▸ Problem description
From the entries below, gather each line containing the word "judgment".

▸ Data lines
* Start *

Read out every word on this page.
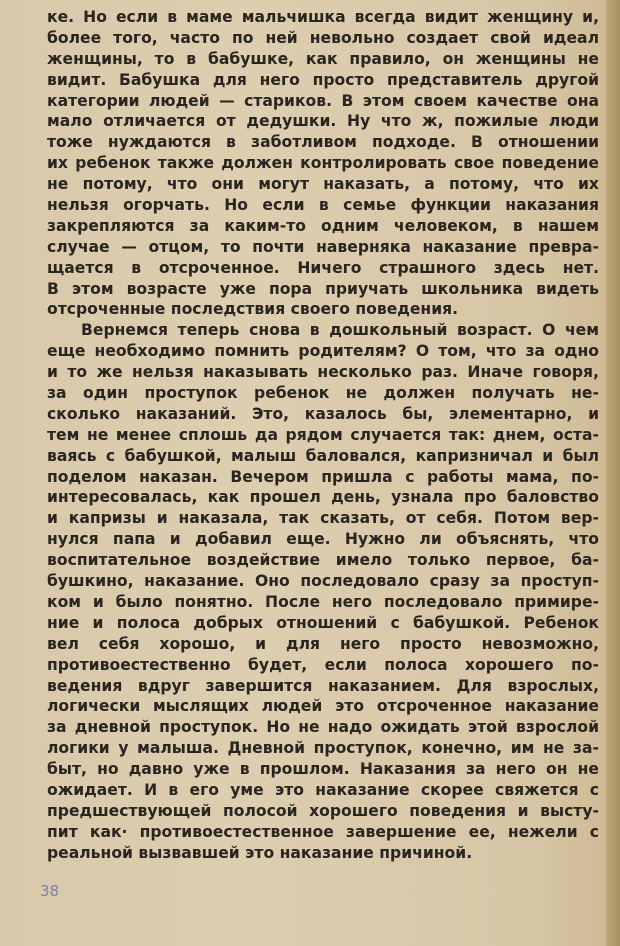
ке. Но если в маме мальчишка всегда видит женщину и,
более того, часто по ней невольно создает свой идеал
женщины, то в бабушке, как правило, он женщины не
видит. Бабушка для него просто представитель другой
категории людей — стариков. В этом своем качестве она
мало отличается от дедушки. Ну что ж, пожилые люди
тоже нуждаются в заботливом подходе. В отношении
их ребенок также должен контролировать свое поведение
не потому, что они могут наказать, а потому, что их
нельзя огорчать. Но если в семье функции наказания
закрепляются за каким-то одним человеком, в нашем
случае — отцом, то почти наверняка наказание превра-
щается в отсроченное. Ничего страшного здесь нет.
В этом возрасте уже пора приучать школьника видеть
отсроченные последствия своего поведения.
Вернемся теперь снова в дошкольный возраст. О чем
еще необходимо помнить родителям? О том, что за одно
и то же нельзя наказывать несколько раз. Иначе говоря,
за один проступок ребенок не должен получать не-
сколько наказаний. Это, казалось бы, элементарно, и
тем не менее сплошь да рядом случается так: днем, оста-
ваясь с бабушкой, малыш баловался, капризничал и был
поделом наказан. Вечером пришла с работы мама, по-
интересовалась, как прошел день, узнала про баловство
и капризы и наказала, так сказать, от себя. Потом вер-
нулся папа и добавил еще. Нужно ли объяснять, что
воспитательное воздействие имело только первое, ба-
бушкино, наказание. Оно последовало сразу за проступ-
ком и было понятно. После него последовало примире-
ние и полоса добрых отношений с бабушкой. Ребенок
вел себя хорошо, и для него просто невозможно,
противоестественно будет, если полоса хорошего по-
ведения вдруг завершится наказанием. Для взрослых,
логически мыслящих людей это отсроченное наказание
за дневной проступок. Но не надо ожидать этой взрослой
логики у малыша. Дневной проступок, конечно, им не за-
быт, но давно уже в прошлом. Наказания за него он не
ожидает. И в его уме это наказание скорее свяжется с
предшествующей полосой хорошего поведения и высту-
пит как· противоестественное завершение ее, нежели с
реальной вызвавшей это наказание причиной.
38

* End *
* Start *

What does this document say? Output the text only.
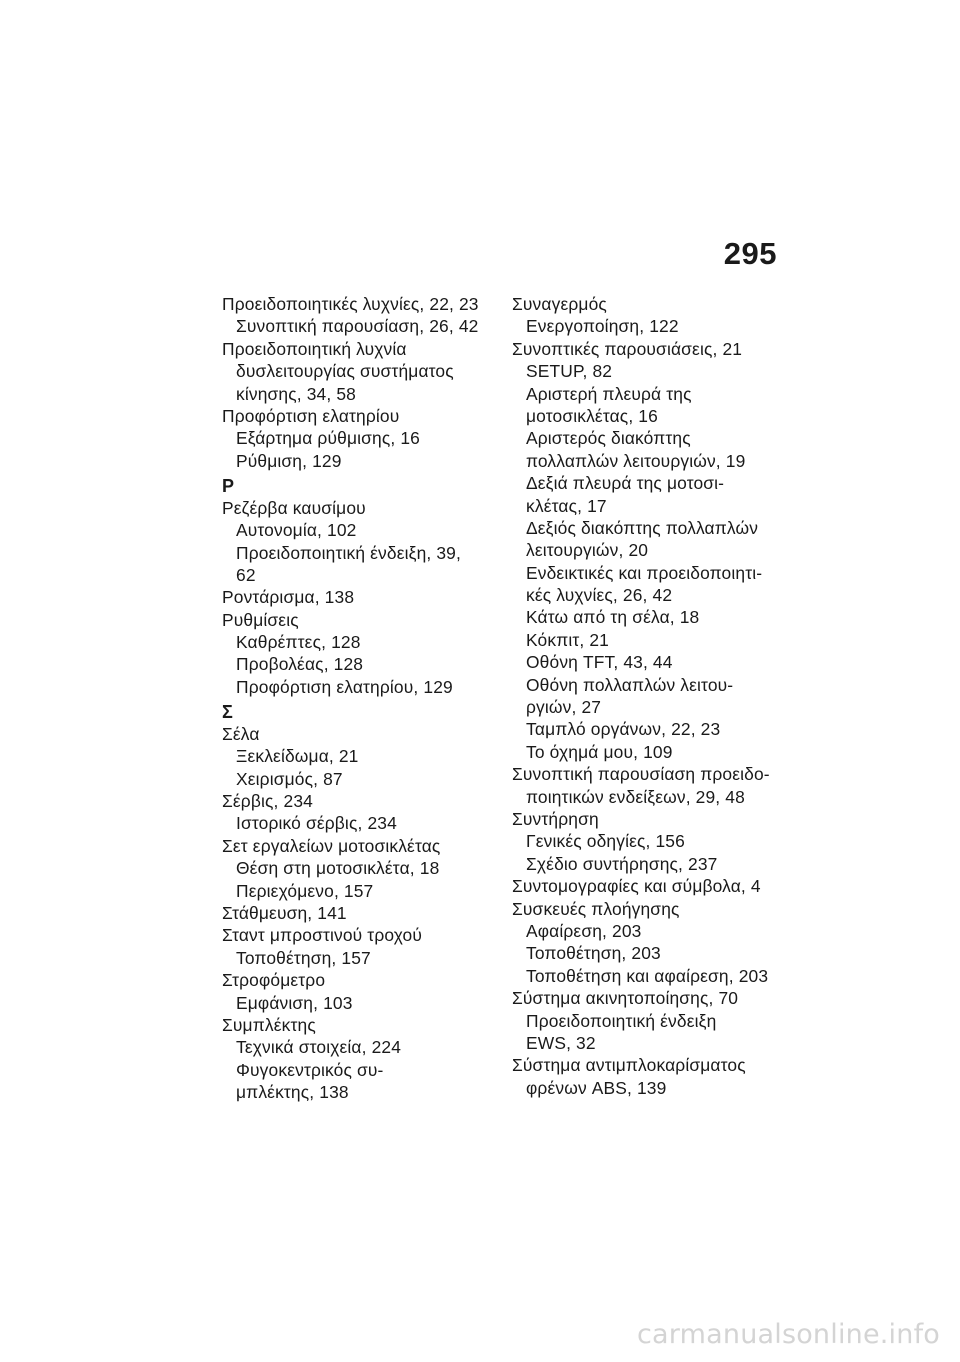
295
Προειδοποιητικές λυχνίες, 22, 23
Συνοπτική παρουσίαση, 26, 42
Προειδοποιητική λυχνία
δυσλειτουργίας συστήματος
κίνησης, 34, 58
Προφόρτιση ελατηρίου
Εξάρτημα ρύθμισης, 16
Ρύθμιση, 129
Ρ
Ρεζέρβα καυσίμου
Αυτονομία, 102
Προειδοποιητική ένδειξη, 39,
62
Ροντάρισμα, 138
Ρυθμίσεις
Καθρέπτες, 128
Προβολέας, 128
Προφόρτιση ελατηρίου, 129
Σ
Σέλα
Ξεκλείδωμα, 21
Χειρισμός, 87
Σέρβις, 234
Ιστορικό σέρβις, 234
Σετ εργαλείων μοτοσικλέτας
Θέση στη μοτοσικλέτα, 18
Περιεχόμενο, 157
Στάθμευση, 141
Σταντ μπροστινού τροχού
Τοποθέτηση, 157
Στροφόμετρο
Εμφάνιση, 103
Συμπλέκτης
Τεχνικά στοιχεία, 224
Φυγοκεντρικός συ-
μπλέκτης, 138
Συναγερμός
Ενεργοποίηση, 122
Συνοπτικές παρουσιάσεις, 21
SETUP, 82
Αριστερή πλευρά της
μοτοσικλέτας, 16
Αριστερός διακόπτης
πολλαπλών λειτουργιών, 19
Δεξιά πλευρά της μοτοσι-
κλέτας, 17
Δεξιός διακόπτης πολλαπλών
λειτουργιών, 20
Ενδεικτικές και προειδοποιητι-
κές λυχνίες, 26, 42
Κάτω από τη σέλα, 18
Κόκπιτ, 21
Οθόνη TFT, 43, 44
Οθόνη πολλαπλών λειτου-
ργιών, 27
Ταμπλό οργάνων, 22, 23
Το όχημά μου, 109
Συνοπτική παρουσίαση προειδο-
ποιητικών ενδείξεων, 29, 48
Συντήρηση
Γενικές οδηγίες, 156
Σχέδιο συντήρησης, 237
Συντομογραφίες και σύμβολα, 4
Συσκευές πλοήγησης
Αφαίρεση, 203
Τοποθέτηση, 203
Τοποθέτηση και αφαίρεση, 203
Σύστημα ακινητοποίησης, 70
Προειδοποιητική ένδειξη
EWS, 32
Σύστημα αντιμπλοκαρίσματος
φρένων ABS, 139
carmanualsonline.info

* End *
* Start *

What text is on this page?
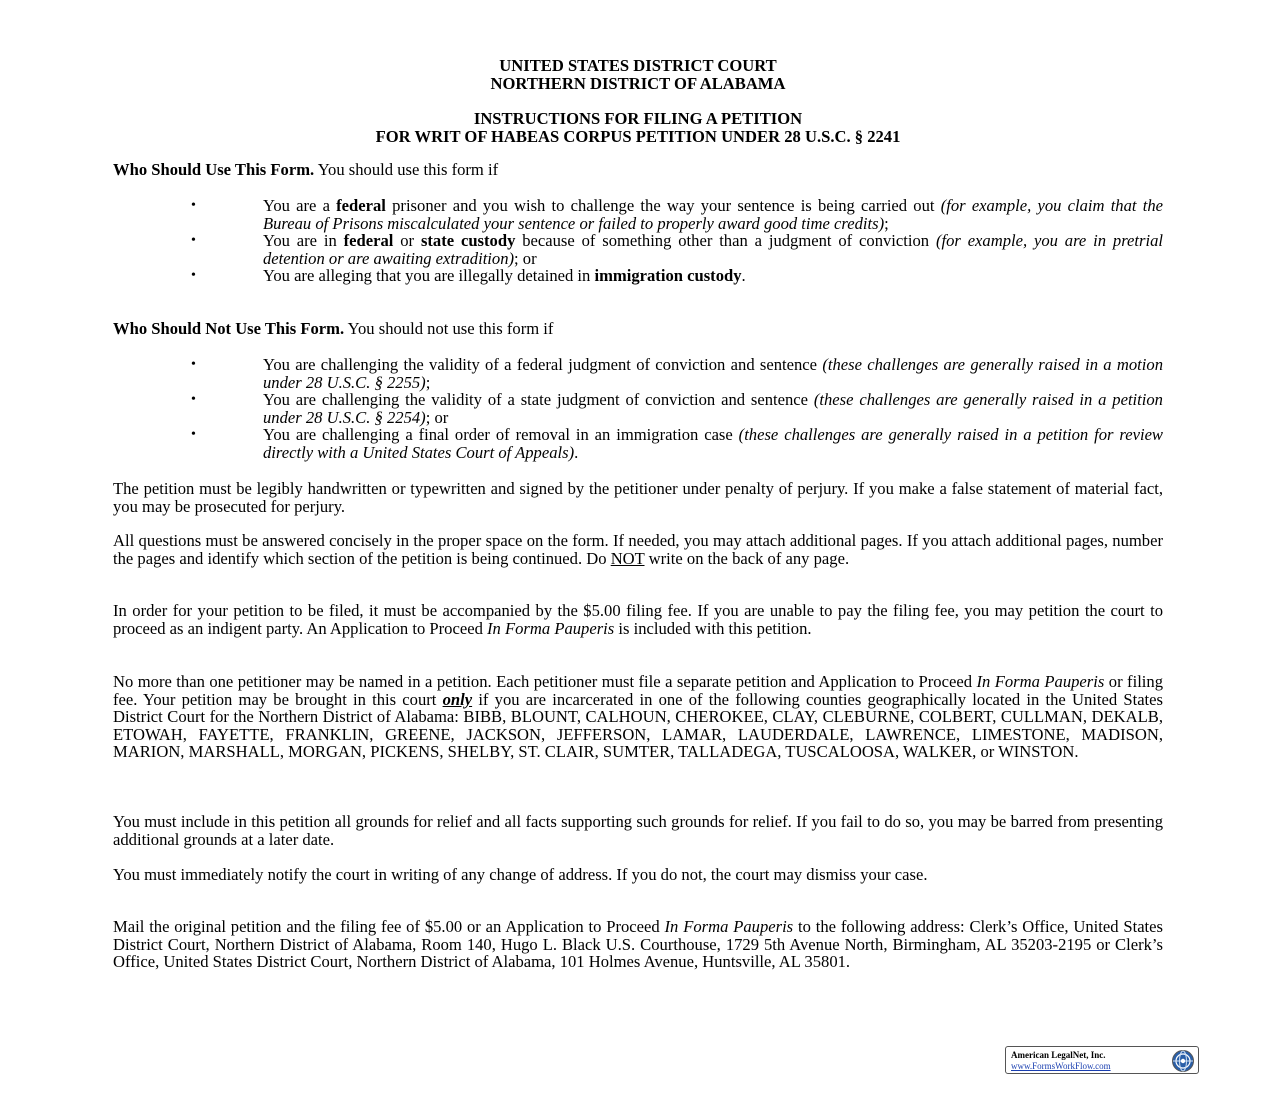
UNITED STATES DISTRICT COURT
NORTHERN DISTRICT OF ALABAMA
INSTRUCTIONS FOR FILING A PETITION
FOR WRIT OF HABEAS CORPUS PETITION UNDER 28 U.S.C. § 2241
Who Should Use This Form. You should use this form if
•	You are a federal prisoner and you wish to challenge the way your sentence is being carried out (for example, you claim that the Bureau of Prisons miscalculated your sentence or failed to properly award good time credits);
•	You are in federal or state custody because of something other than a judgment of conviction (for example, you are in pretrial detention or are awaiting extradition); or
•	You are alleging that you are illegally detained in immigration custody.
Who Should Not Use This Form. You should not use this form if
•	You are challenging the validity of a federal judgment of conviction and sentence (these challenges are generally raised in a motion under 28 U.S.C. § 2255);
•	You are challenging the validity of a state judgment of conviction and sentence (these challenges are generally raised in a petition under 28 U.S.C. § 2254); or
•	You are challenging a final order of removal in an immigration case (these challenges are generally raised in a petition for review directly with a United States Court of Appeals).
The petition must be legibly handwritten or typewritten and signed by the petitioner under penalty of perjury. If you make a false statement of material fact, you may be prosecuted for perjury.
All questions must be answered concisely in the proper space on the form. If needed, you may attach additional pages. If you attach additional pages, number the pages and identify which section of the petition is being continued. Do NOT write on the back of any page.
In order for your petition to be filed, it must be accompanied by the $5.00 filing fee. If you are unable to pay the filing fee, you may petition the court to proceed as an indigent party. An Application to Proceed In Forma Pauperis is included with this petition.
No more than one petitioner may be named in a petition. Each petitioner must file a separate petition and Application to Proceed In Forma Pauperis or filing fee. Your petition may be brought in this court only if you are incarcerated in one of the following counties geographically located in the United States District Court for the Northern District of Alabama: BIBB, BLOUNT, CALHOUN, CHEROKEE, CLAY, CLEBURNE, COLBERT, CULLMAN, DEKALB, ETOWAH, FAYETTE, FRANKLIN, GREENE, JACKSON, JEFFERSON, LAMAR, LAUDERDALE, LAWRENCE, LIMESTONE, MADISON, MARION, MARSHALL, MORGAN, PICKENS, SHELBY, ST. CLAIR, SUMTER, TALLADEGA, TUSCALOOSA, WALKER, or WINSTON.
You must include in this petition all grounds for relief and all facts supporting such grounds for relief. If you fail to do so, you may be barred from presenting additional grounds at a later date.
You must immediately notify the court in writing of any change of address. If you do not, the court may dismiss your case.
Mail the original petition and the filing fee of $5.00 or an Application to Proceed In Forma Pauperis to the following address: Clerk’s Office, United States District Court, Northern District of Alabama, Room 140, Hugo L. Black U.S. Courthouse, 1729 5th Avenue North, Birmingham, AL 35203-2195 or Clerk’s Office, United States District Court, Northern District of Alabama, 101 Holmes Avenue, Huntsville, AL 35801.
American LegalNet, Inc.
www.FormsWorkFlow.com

* End *

▸ Final result
•	You are in federal or state custody because of something other than a judgment of conviction (for example, you are in pretrial detention or are awaiting extradition); or
•	You are challenging the validity of a federal judgment of conviction and sentence (these challenges are generally raised in a motion under 28 U.S.C. § 2255);
•	You are challenging the validity of a state judgment of conviction and sentence (these challenges are generally raised in a petition under 28 U.S.C. § 2254); or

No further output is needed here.